- [Text]

##########

It’d be nearly impossible for an AI lab to make a truly open and free (as in freedom) LLM: it would require that they release the training data in order to allow users to replicate and reproduce the software. And, because so much of the training data is copyrighted material, they find themselves unable to do anything.
Instead, they’ve settled for a half measure: release the weights, just call it “open source”, and wave off anyone who questions it otherwise. We collectively have been told a well coordinated lie: people in positions of extreme power claim that trending open weight models are “fully open source”, the Open Source Initiative has bent the knee with a neutered definition of “open source AI”, and AI labs continue to take power away from users.
We are not free, we have been fooled.
Herein is the great irony of LLMs: unless something fundamentally changes in society with licensing, copyright, and “the commons”, a truly open source LLM can never exist. Because Large Language Models require the entire content of the internet to function coherently, releasing petabytes and petabytes of raw, unfiltered internet content would almost automatically lead to some sort of copyright take-down action.
This in itself challenges the very concept of copyright: in the age of AI, does anyone have copyright over anything? Should we just continue to feed the ever growing AI basilisk? Who holds copyright on material generated by AI? Who really owns “the commons”? Do AI labs have the right to endlessly feed off the collective commons and public works, building bigger and bigger models that give them more and more power?
In a world that seems to be rocketing towards a future deeply integrated with AI, we must ask ourselves the question of “who” we want to control the future of this technology. Today, it is no community, it is not the technologists, and it certainly isn’t the users. More and more, it seems the largest AI labs hold all the power and we are placated by the mirage of “open source” AI.

##########

- [Material provided]
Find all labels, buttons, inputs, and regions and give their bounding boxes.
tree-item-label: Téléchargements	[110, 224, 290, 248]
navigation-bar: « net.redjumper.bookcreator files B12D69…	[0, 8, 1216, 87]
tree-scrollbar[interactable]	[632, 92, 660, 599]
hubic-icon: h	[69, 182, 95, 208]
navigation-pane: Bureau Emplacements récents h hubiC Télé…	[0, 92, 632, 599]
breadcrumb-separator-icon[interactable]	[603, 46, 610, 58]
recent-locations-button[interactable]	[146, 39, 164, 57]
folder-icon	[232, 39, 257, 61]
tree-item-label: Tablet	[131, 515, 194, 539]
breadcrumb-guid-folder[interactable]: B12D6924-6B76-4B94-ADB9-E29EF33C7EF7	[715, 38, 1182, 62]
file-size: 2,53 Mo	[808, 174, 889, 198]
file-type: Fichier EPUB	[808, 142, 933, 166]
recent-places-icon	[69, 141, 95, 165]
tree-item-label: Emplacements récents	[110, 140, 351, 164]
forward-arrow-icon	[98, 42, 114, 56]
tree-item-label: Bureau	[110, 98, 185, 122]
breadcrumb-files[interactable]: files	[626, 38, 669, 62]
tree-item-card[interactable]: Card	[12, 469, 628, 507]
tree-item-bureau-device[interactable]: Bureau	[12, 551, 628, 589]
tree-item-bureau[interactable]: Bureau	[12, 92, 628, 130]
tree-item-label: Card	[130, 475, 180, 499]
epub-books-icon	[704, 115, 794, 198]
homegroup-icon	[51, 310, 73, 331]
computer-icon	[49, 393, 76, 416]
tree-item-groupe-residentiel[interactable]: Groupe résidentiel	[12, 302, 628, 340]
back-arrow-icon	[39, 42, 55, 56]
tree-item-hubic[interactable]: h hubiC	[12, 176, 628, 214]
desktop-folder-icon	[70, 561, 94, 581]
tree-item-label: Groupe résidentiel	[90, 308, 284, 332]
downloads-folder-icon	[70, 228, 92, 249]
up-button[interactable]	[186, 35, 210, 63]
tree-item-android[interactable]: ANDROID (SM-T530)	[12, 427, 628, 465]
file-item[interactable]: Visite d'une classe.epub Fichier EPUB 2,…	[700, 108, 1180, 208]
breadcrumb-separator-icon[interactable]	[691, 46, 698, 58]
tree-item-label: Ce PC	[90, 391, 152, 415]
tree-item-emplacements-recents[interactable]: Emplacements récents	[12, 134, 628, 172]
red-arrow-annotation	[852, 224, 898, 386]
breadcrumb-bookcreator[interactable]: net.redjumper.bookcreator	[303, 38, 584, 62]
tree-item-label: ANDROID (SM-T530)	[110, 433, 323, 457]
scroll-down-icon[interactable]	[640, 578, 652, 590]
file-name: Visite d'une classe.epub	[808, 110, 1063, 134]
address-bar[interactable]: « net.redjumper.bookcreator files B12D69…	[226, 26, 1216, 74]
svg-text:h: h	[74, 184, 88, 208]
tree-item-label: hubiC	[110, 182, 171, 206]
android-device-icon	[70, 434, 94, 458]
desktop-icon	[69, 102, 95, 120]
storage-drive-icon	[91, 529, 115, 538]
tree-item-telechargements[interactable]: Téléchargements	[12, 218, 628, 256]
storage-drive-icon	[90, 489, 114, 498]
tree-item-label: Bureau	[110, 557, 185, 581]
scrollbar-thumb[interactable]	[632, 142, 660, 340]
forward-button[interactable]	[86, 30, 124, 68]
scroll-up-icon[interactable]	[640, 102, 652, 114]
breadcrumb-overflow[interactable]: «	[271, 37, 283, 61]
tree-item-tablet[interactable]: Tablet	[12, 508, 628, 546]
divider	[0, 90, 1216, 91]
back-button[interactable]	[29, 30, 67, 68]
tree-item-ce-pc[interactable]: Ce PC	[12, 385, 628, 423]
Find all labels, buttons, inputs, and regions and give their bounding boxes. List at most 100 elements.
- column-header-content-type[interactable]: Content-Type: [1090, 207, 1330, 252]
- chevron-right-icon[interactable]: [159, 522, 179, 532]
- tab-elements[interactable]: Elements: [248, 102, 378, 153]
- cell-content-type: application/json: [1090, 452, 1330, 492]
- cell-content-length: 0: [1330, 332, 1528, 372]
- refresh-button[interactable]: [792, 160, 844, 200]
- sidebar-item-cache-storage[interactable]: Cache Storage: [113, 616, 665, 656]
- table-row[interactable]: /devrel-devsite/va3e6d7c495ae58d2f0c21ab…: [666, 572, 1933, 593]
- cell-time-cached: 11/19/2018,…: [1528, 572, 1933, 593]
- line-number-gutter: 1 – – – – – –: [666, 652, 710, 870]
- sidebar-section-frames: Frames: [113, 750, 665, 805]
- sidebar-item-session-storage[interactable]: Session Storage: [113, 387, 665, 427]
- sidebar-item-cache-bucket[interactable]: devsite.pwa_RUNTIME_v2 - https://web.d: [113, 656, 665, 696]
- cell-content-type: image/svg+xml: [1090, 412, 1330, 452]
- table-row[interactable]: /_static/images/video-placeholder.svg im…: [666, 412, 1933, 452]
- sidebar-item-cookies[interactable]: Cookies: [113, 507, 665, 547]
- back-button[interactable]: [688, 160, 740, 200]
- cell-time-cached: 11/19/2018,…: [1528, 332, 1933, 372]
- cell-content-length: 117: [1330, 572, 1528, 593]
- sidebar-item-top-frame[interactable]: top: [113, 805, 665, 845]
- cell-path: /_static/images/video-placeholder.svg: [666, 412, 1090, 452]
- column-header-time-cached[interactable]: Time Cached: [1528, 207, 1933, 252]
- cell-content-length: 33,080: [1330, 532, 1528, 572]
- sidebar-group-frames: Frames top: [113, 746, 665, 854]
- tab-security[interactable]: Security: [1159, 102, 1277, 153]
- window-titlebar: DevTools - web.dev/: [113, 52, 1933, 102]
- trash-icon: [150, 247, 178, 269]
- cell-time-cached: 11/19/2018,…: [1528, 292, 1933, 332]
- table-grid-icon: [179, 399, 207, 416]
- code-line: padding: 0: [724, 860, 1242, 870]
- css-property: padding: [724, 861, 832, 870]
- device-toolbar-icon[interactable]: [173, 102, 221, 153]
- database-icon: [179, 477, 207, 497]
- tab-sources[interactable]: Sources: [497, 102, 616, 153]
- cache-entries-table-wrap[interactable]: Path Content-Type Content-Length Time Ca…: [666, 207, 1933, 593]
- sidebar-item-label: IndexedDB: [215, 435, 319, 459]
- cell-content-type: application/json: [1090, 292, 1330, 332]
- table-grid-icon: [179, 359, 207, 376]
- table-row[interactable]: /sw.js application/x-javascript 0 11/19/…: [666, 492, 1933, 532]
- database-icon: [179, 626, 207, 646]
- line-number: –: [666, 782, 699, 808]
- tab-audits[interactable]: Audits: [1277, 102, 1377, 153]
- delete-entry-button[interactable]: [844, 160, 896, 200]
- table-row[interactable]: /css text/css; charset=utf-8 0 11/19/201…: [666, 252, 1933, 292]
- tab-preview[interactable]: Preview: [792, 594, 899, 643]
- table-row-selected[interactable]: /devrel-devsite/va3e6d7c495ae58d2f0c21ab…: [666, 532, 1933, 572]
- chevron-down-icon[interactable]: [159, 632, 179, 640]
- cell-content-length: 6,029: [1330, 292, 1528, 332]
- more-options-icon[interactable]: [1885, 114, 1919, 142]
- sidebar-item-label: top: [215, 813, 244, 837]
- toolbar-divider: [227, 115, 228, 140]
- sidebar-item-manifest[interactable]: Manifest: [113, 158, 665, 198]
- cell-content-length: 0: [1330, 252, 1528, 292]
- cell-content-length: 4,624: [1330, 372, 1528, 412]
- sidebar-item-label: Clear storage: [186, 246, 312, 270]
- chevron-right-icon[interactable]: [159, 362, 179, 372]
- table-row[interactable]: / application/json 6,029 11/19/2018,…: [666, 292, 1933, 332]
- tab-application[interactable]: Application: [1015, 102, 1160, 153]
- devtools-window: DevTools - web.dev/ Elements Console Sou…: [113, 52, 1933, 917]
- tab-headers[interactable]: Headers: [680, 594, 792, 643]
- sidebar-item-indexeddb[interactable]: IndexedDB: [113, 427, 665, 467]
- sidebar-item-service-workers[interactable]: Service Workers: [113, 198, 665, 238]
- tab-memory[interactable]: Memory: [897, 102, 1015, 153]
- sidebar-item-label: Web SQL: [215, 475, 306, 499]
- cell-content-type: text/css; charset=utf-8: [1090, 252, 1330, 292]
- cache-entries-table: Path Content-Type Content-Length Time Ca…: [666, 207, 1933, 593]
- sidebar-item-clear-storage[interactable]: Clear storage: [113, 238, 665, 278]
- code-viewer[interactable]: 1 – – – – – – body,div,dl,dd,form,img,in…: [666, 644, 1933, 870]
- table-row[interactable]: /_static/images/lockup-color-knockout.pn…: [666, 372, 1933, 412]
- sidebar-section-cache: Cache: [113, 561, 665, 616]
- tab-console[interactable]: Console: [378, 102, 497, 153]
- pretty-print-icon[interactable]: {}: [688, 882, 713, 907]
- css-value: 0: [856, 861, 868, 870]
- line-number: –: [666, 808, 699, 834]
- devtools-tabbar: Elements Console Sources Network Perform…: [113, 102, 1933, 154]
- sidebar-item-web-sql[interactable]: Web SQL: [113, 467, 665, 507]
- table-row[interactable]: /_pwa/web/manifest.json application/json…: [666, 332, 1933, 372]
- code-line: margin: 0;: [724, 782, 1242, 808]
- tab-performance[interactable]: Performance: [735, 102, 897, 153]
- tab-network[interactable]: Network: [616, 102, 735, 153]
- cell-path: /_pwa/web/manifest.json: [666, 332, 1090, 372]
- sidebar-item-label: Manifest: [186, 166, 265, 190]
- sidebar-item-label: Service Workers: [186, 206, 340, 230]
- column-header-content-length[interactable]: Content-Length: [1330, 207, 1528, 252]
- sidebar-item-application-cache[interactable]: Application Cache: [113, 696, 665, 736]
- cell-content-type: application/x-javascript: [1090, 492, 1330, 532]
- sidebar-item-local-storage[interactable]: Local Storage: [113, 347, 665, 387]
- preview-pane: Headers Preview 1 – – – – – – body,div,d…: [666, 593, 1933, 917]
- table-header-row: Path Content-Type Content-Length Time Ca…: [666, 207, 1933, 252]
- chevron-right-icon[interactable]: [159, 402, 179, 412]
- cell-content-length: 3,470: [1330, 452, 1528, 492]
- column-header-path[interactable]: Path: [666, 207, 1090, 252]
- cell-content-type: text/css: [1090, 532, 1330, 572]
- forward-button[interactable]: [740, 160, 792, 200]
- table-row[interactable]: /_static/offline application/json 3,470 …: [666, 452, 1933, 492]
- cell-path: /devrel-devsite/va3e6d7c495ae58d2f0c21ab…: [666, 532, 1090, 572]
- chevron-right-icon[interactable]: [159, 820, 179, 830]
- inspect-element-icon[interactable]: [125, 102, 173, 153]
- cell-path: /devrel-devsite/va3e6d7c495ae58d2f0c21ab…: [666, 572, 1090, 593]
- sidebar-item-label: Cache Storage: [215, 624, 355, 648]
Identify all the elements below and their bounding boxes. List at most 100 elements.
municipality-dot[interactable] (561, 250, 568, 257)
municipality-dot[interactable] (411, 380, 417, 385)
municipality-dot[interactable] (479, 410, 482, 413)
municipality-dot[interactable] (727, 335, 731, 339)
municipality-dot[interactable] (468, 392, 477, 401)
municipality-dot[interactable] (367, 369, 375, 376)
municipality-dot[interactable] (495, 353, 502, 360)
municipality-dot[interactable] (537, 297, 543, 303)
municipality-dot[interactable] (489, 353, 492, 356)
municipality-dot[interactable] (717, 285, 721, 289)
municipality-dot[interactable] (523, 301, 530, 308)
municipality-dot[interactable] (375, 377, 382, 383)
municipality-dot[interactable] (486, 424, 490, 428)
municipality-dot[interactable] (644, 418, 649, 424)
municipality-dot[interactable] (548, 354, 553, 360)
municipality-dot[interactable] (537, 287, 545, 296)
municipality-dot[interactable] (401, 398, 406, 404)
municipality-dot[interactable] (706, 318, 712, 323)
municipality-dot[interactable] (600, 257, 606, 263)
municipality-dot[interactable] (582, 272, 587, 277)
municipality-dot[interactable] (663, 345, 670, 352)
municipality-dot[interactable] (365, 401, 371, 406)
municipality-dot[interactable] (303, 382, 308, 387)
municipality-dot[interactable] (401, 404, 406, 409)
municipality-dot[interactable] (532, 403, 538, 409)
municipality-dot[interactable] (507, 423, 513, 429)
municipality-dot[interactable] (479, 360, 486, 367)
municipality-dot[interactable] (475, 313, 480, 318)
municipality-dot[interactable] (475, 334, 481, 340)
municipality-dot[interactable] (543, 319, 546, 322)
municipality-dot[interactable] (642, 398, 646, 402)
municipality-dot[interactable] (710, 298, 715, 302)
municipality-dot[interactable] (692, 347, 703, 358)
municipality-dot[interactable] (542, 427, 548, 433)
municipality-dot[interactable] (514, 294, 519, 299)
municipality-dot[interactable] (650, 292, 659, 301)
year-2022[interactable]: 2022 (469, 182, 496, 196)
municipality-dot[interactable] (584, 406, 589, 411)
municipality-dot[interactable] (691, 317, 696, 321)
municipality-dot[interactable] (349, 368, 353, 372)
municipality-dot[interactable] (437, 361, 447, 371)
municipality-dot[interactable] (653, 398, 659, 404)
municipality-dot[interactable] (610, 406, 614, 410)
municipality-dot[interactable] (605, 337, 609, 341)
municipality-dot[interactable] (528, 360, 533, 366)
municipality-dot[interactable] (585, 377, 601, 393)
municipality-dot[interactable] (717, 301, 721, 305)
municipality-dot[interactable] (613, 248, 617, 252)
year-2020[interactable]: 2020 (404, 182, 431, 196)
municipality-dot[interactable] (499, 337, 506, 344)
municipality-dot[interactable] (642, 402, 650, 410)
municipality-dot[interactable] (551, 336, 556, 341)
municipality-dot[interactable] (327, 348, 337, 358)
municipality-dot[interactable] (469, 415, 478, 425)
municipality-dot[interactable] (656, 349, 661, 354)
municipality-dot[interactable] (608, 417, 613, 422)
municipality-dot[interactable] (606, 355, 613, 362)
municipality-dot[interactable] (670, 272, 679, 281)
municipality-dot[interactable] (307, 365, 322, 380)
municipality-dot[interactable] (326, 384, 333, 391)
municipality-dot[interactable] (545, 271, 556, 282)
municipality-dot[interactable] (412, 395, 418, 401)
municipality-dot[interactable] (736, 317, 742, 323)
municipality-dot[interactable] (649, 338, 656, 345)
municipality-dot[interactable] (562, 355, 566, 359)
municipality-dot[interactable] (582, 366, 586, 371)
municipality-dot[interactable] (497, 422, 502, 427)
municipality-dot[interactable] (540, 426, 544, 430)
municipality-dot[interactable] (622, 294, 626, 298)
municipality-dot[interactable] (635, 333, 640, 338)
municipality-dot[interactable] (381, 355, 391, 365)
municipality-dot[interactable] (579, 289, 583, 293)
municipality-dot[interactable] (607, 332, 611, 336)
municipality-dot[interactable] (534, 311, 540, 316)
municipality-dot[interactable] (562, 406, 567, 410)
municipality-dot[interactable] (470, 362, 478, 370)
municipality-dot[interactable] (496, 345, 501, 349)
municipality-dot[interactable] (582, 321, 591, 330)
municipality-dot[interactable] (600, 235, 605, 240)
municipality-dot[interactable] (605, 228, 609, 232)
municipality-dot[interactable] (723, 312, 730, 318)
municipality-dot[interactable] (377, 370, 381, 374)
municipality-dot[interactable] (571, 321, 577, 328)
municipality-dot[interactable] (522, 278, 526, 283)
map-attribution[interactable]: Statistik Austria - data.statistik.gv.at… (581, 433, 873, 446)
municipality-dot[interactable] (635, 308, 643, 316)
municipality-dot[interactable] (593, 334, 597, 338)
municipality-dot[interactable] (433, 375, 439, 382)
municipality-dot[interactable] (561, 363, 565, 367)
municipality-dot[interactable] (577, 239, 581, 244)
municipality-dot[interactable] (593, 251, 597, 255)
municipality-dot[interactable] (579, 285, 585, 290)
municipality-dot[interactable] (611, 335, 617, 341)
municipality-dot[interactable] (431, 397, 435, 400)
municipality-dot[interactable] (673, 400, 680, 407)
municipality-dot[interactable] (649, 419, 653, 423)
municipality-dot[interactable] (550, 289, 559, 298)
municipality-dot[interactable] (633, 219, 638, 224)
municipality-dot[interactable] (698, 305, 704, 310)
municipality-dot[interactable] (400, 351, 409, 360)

##########

- [Task set]
1. Using the text above about open source LLMs, decide whether each statement agrees with it. (a) A truly open LLM would require the lab to release its training data. (b) The Open Source Initiative resisted weakening its definition of "open source AI." (c) Users are the ones who currently control the future of this technology. Answer yes or no for each, and quote the deciding words.
2. In one to three sentences, explain why the text about open source LLMs says that releasing an LLM's training data would almost automatically lead to copyright take-down action.

- [Answers below]
1.
(a) Yes: "it would require that they release the training data in order to allow users to replicate and reproduce the software"
(b) No: "the Open Source Initiative has bent the knee with a neutered definition of “open source AI”"
(c) No: "Today, it is no community, it is not the technologists, and it certainly isn’t the users."

2. Large Language Models need the entire content of the internet to function coherently, and much of that training data is copyrighted material. Releasing it would mean publishing petabytes of raw, unfiltered internet content, which would almost automatically bring some sort of copyright take-down action.